# Text provided
┏━━
1. This is a reference under Section 438, Criminal P. C., made by Mr. S. N. Imam, Sessions Judge, Patna, for quashing the charges framed against the accused under Sections 427 and 489 of the Indian Penal Code.

2. The complaint in the case was filed by the opposite party Uma Shankar Bahadur. He claimed that he is one of the authors along with Sri Prafulla Chandra Ojha “Mukta”, who is the other author, of the two books named (1) “Admi ki Jeet. Part I” and (2) “Apne Desh Ki Kahaniya, Part I and II”. His case was that on 2-9-1949, an agreement was arrived at between him on the one part and Messrs. Better Books Co., Patna, on the other part of which, Sri Amarnath Bihari is a partner and by that agreement he assigned the copyright of the said works to Messrs. Better Books Company. This agreement shows that the author had compiled these two books along with some others at the instance of the publishers Messrs. Better Books Company on condition that the publishers would pay to the author for the works done by him at the rate of Re. 1/- per printed page excluding the covers and contents pages and that the copyrights of the works would be the property of the publishers. It was further stipulated therein that the publishers would be free to get those works revised, enlarged or improved by anyone they desired but at their own expense.

3. It is said in the petition of complaint that in accordance with the agreement dated 2-9-1949 the publishers Messrs. Better Books Company began to publish the copies of the said works with the complainant’s name as their author along with the name of Sri Prafulla Chandra Ojha “Mukta” as the co-author. This continued up to the seventh edition of the book “Admi ki Jeet, Part I” and the first reprint of “Apne Desh ki Kahaniya, Part I and II”. Thereafter it is alleged that in the eighth edition of the book “Admi ki Jeet Part I” and from the second reprint of “Apne Desh ki Kahaniya, Part I and IF the petitioner, who, as already stated, is the partner of the publishers Messrs Better Books Company, fraudulently and
dishonestly removed the author’s name from them, that is, the name of the complainant, and that ot Sri Prafulla Chandra Ojha “Mukta”.
┗━━
# Goal A
From the judgment excerpt, quote the passage starting with "1. This is a" and going on through "Indian Penal Code.".
# Goal B
Under the agreement described in the judgment excerpt, at what rate were the publishers to pay the author?
# Goal C
List every person named in the judgment excerpt.

# Supplied material
┏━━
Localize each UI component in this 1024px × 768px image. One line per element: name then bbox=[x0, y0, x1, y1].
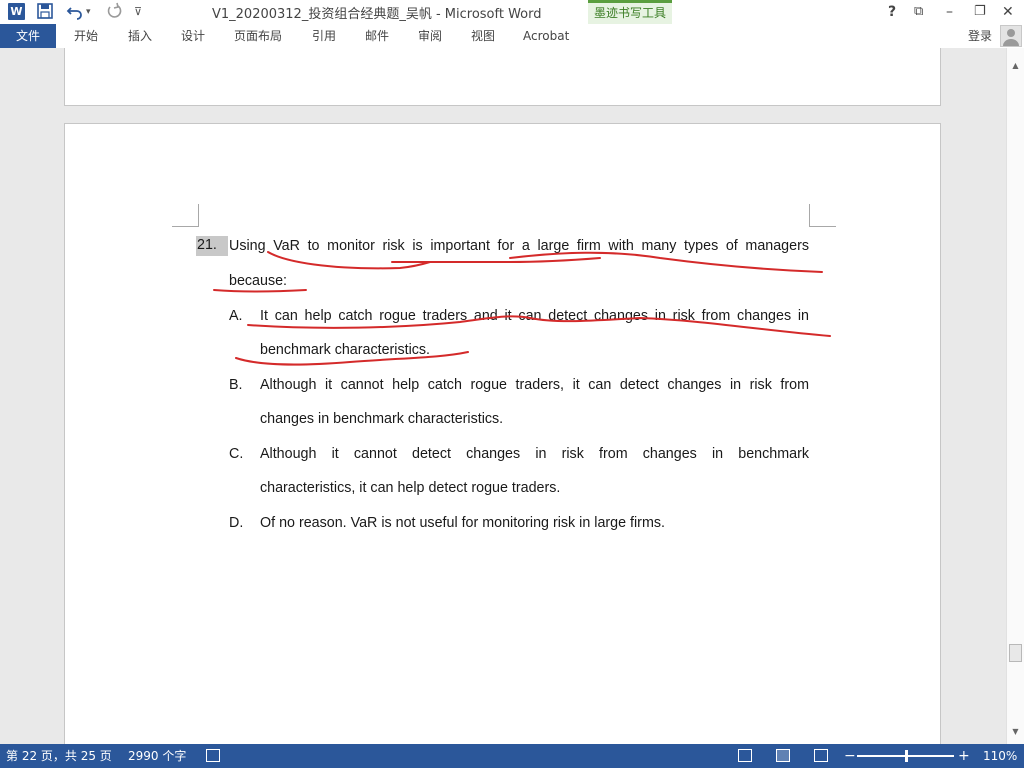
┗━━
# Worked solution A
1. This is a reference under Section 438, Criminal P. C., made by Mr. S. N. Imam, Sessions Judge, Patna, for quashing the charges framed against the accused under Sections 427 and 489 of the Indian Penal Code.

# Worked solution B
Re. 1/- per printed page, excluding the covers and contents pages.

# Worked solution C
S. N. Imam
Uma Shankar Bahadur
Prafulla Chandra Ojha "Mukta"
Amarnath Bihari